SET TASK - Format the data lines from the one containing "x-tick-label: 2023W14 — [551, 754, 611, 770]" through the one containing "x-tick-label: 2025W14 —" as a JSON list of strings, with one string per line and any blank lines omitted.

GIVEN RECORDS -
* begin *

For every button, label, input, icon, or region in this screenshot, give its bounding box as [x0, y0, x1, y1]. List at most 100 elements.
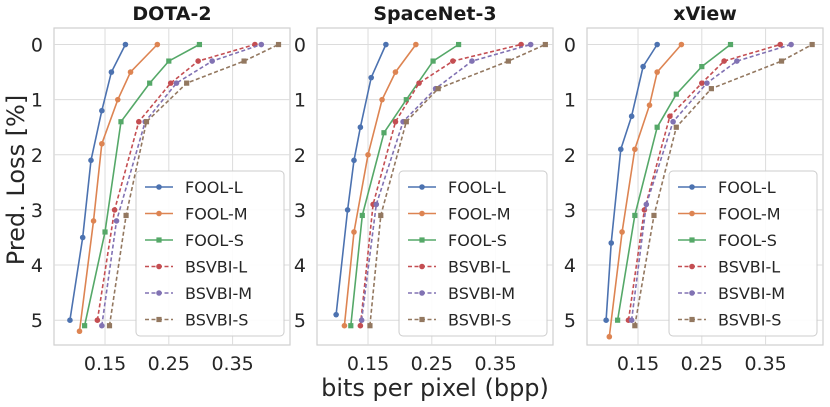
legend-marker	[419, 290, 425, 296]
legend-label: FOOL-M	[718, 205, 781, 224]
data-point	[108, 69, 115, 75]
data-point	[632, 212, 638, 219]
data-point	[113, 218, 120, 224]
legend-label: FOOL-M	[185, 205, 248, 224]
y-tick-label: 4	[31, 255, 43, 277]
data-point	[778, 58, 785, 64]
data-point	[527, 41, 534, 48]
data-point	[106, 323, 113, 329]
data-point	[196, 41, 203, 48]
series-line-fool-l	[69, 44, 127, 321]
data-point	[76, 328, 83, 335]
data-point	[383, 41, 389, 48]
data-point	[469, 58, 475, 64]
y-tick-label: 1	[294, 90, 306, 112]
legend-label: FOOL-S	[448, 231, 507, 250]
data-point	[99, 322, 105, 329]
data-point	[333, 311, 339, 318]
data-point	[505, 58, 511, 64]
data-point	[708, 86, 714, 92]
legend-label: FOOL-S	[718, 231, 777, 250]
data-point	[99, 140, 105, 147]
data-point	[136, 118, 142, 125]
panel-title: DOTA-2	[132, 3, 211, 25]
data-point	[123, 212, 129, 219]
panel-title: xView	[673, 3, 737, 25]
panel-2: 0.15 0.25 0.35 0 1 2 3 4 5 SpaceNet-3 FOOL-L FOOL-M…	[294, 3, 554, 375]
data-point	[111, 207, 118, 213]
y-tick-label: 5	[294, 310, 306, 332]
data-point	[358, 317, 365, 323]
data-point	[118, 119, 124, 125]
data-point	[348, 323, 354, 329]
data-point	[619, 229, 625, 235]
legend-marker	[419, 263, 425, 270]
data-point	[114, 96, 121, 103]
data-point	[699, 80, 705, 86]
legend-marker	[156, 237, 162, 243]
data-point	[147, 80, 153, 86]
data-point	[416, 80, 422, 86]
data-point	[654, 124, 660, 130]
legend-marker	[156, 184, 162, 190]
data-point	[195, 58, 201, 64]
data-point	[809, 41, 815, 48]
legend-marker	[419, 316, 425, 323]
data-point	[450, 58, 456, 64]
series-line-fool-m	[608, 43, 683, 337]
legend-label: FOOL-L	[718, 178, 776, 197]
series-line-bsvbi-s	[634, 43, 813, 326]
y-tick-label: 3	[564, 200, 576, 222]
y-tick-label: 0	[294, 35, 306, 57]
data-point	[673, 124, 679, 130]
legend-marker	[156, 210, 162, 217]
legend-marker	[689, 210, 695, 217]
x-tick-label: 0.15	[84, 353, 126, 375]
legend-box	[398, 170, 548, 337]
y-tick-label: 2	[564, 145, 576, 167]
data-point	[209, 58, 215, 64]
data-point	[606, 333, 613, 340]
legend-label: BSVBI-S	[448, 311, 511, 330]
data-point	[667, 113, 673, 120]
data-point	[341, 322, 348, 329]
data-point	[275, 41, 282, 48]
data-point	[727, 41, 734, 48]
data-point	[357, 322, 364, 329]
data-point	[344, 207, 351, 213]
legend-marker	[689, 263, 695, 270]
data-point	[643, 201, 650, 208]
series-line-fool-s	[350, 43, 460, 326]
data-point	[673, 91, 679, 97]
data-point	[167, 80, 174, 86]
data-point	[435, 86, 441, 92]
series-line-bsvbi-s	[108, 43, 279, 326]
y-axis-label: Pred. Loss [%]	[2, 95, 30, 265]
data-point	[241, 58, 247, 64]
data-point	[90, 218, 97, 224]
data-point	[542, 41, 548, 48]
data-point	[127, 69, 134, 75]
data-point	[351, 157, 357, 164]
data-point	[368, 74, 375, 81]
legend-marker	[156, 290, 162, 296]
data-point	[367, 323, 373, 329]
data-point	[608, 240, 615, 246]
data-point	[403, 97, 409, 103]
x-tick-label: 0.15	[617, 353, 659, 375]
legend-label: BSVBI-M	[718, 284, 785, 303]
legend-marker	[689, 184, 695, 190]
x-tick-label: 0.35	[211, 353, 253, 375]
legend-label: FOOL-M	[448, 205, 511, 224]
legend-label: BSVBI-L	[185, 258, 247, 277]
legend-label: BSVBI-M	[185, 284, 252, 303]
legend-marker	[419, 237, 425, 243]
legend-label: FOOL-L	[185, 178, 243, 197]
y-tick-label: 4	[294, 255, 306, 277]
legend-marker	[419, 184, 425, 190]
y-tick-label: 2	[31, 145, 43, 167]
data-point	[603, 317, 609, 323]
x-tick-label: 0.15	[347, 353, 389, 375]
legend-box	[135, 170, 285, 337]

* end *
* begin *

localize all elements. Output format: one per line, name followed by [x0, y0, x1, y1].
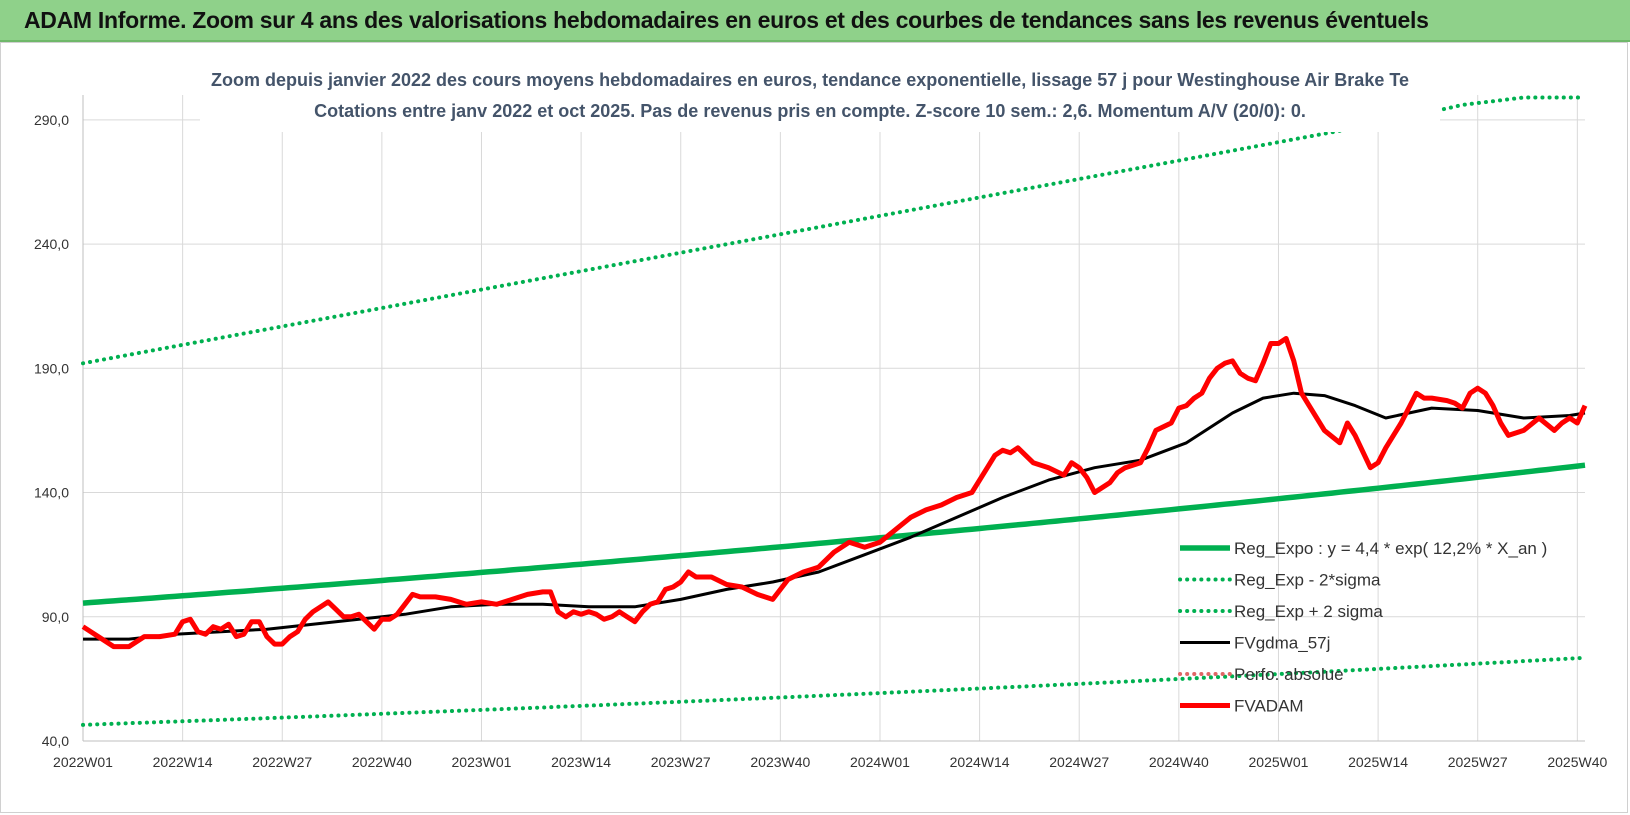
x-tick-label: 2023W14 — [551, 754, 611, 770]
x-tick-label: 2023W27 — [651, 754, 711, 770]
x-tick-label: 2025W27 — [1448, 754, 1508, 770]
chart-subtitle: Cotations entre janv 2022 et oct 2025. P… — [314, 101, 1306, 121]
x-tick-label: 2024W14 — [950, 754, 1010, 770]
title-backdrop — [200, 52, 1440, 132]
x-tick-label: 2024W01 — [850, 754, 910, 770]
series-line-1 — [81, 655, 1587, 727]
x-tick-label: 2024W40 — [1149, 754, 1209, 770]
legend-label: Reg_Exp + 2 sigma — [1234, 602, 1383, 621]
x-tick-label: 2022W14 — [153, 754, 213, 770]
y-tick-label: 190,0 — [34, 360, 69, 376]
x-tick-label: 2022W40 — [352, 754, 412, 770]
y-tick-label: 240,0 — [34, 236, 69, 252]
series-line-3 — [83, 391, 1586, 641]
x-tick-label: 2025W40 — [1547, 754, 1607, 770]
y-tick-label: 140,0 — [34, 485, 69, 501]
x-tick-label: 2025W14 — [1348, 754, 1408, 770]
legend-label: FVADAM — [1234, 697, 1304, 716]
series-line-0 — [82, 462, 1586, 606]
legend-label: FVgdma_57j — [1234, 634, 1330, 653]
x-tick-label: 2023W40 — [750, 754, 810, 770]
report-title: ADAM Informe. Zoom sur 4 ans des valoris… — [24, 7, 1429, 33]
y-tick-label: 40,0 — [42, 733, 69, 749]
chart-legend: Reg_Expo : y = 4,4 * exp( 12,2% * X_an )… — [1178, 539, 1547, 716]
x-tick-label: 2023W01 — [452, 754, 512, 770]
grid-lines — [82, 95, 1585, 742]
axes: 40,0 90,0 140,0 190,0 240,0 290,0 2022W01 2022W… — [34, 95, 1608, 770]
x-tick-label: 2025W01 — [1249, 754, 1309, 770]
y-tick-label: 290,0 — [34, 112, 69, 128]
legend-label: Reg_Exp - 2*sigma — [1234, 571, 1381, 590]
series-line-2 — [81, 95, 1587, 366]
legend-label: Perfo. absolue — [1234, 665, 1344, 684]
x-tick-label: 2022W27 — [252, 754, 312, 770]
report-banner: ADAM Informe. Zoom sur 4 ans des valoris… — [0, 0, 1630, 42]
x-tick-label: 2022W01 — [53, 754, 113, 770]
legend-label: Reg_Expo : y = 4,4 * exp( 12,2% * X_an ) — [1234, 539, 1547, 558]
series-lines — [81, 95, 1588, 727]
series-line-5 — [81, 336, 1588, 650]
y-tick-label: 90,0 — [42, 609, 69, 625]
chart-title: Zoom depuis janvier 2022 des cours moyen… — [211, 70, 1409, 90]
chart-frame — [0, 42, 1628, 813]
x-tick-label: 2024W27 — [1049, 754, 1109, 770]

* end *

RESULT OF THIS EXERCISE -
[
  "x-tick-label: 2023W14 — [551, 754, 611, 770]",
  "x-tick-label: 2023W27 — [651, 754, 711, 770]",
  "x-tick-label: 2025W27 — [1448, 754, 1508, 770]",
  "chart-subtitle: Cotations entre janv 2022 et oct 2025. P… — [314, 101, 1306, 121]",
  "x-tick-label: 2024W14 — [950, 754, 1010, 770]",
  "title-backdrop — [200, 52, 1440, 132]",
  "x-tick-label: 2024W01 — [850, 754, 910, 770]",
  "series-line-1 — [81, 655, 1587, 727]",
  "x-tick-label: 2024W40 — [1149, 754, 1209, 770]",
  "legend-label: Reg_Exp + 2 sigma — [1234, 602, 1383, 621]",
  "x-tick-label: 2022W14 — [153, 754, 213, 770]",
  "y-tick-label: 190,0 — [34, 360, 69, 376]",
  "x-tick-label: 2022W40 — [352, 754, 412, 770]",
  "y-tick-label: 240,0 — [34, 236, 69, 252]",
  "series-line-3 — [83, 391, 1586, 641]",
  "x-tick-label: 2025W40 — [1547, 754, 1607, 770]",
  "y-tick-label: 140,0 — [34, 485, 69, 501]",
  "x-tick-label: 2025W14 — [1348, 754, 1408, 770]"
]